* Supplied data:
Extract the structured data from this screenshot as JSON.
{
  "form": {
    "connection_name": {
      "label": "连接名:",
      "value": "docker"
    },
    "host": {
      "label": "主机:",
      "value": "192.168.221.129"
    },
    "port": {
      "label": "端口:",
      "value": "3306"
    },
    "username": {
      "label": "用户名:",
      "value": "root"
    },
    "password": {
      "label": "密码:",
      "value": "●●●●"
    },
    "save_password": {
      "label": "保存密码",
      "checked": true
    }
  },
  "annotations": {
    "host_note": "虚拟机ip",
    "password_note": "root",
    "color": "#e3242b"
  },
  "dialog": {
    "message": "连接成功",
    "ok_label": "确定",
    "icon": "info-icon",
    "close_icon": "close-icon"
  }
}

---

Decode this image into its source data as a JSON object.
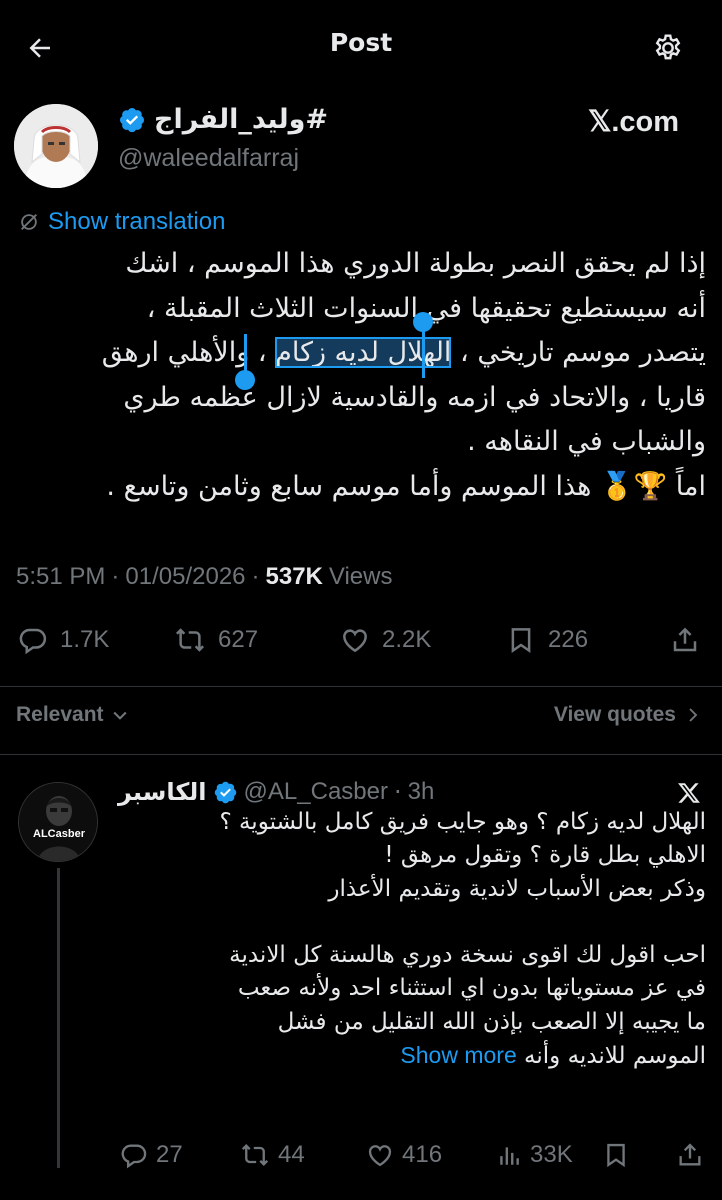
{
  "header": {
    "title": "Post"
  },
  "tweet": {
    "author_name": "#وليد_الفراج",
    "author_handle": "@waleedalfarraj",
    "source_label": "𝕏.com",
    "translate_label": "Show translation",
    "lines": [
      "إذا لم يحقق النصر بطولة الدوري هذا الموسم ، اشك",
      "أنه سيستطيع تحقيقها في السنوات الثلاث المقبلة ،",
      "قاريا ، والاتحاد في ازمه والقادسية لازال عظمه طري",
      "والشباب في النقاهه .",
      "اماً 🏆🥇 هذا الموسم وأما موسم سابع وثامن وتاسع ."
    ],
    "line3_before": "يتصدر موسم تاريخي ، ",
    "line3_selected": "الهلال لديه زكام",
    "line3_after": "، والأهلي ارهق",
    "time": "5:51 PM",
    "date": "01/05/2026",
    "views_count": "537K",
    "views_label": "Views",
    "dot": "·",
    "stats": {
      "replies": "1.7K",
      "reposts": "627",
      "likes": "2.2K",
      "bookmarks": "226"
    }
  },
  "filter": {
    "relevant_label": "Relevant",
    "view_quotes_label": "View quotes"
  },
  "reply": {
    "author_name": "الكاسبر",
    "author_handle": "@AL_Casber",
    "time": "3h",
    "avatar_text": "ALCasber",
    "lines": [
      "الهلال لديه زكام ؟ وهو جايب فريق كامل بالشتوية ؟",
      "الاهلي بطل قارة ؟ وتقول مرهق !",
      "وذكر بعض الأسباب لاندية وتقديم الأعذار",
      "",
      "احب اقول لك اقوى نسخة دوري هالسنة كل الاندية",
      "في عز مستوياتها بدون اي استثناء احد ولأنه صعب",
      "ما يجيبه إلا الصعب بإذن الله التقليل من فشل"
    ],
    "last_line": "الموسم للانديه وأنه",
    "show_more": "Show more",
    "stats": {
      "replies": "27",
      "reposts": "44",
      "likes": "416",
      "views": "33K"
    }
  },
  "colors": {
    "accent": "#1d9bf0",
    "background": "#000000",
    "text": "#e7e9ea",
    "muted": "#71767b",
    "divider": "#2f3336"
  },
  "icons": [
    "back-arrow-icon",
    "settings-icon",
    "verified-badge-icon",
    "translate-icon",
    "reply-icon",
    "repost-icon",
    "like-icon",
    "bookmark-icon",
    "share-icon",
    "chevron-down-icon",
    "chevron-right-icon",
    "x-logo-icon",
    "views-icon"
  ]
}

* * *

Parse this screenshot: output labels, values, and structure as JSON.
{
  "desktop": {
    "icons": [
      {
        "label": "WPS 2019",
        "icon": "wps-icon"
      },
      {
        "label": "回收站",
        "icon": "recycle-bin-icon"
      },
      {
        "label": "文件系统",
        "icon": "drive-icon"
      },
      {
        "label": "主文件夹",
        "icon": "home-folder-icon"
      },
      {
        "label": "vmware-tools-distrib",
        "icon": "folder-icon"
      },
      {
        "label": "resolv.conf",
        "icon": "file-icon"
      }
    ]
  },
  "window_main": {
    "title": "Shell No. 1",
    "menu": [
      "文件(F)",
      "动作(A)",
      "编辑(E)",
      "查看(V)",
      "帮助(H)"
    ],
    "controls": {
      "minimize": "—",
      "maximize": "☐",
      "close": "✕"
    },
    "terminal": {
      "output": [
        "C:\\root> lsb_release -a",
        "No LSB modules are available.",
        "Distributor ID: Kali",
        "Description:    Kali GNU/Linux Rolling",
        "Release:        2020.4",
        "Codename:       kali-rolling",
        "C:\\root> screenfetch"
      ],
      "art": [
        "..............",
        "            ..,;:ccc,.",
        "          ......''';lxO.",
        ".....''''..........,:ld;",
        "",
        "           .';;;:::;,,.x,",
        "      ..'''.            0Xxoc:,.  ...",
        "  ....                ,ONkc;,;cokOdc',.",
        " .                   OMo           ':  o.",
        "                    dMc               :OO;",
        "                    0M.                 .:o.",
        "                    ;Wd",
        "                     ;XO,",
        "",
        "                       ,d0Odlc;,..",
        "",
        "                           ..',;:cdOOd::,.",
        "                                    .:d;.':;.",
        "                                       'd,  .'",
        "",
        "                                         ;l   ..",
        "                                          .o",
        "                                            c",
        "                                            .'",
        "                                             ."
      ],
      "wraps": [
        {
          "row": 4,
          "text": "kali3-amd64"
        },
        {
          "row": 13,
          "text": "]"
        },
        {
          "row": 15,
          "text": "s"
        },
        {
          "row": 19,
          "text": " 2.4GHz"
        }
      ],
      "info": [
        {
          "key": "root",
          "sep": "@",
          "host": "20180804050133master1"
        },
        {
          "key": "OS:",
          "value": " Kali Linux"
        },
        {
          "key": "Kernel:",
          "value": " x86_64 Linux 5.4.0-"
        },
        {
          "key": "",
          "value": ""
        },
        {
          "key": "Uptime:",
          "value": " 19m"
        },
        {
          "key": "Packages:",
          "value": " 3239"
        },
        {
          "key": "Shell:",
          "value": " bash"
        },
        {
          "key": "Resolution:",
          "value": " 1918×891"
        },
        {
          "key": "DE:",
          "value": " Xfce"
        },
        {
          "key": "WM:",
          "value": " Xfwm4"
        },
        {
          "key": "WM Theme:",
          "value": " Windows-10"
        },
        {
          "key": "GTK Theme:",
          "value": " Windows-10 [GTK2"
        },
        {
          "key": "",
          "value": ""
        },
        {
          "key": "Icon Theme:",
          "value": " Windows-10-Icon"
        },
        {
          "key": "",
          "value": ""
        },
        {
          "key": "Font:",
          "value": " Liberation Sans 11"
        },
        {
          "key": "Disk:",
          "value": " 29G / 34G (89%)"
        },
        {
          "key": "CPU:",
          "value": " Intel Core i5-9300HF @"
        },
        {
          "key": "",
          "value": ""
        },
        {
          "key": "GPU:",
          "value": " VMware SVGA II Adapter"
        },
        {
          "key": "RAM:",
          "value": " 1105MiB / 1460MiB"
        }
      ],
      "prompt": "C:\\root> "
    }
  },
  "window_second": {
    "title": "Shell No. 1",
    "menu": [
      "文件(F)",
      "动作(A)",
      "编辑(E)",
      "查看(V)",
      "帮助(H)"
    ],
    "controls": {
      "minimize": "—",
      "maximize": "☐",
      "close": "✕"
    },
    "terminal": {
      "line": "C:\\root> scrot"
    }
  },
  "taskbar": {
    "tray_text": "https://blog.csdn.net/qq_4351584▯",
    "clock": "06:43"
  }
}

* Directive: Tell how many lines hold the string "لديه", giving the number and nothing else.

* Task solution: 2